_REQUIREMENTS:_ Work out how many lines in the listing below include the word "rate"; answer with the number alone.

[DATASET start]

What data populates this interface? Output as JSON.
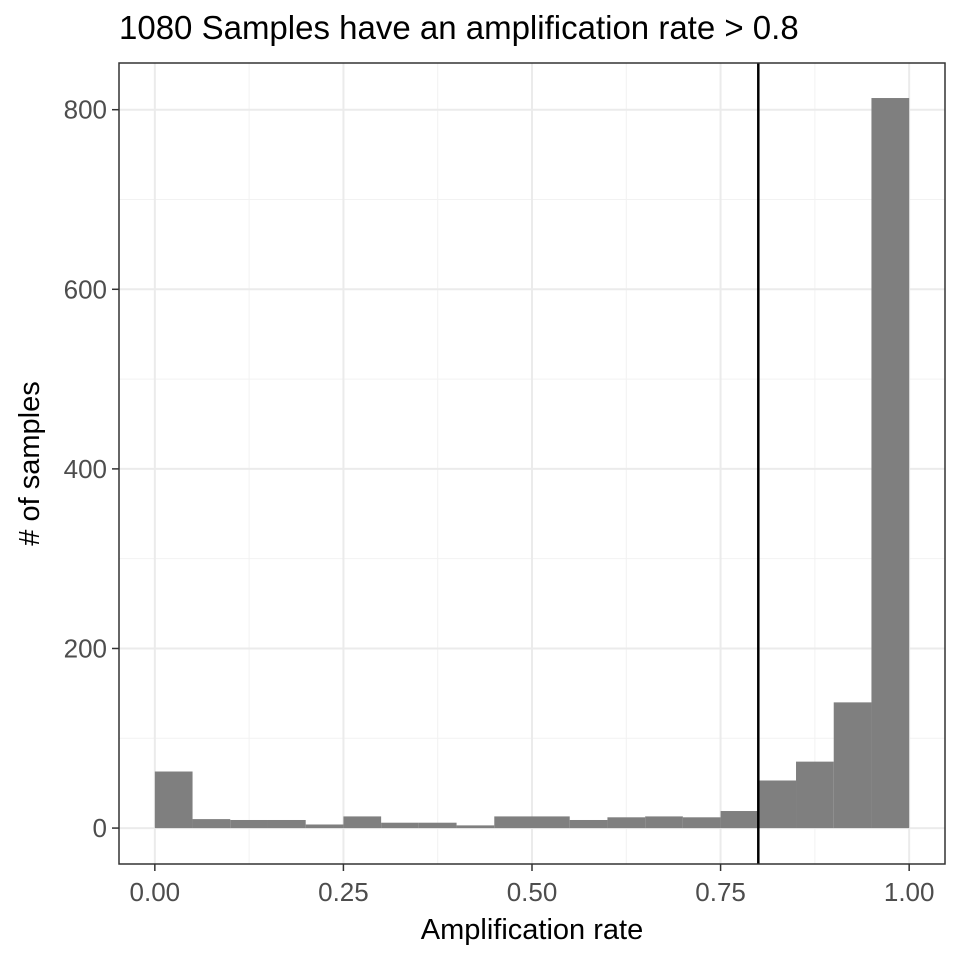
{
  "chart_data": {
    "type": "bar",
    "title": "1080 Samples have an amplification rate > 0.8",
    "xlabel": "Amplification rate",
    "ylabel": "# of samples",
    "xlim": [
      -0.0475,
      1.0475
    ],
    "ylim": [
      -40,
      852
    ],
    "x_ticks": [
      0.0,
      0.25,
      0.5,
      0.75,
      1.0
    ],
    "x_tick_labels": [
      "0.00",
      "0.25",
      "0.50",
      "0.75",
      "1.00"
    ],
    "y_ticks": [
      0,
      200,
      400,
      600,
      800
    ],
    "y_tick_labels": [
      "0",
      "200",
      "400",
      "600",
      "800"
    ],
    "bin_width": 0.05,
    "bins": [
      {
        "x0": 0.0,
        "x1": 0.05,
        "count": 63
      },
      {
        "x0": 0.05,
        "x1": 0.1,
        "count": 10
      },
      {
        "x0": 0.1,
        "x1": 0.15,
        "count": 9
      },
      {
        "x0": 0.15,
        "x1": 0.2,
        "count": 9
      },
      {
        "x0": 0.2,
        "x1": 0.25,
        "count": 4
      },
      {
        "x0": 0.25,
        "x1": 0.3,
        "count": 13
      },
      {
        "x0": 0.3,
        "x1": 0.35,
        "count": 6
      },
      {
        "x0": 0.35,
        "x1": 0.4,
        "count": 6
      },
      {
        "x0": 0.4,
        "x1": 0.45,
        "count": 3
      },
      {
        "x0": 0.45,
        "x1": 0.5,
        "count": 13
      },
      {
        "x0": 0.5,
        "x1": 0.55,
        "count": 13
      },
      {
        "x0": 0.55,
        "x1": 0.6,
        "count": 9
      },
      {
        "x0": 0.6,
        "x1": 0.65,
        "count": 12
      },
      {
        "x0": 0.65,
        "x1": 0.7,
        "count": 13
      },
      {
        "x0": 0.7,
        "x1": 0.75,
        "count": 12
      },
      {
        "x0": 0.75,
        "x1": 0.8,
        "count": 19
      },
      {
        "x0": 0.8,
        "x1": 0.85,
        "count": 53
      },
      {
        "x0": 0.85,
        "x1": 0.9,
        "count": 74
      },
      {
        "x0": 0.9,
        "x1": 0.95,
        "count": 140
      },
      {
        "x0": 0.95,
        "x1": 1.0,
        "count": 813
      }
    ],
    "threshold_line": {
      "x": 0.8
    },
    "grid": true,
    "legend": "none",
    "bar_color": "#7f7f7f"
  }
}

[DATASET end]

_RESULT OF THIS EXERCISE:_ 2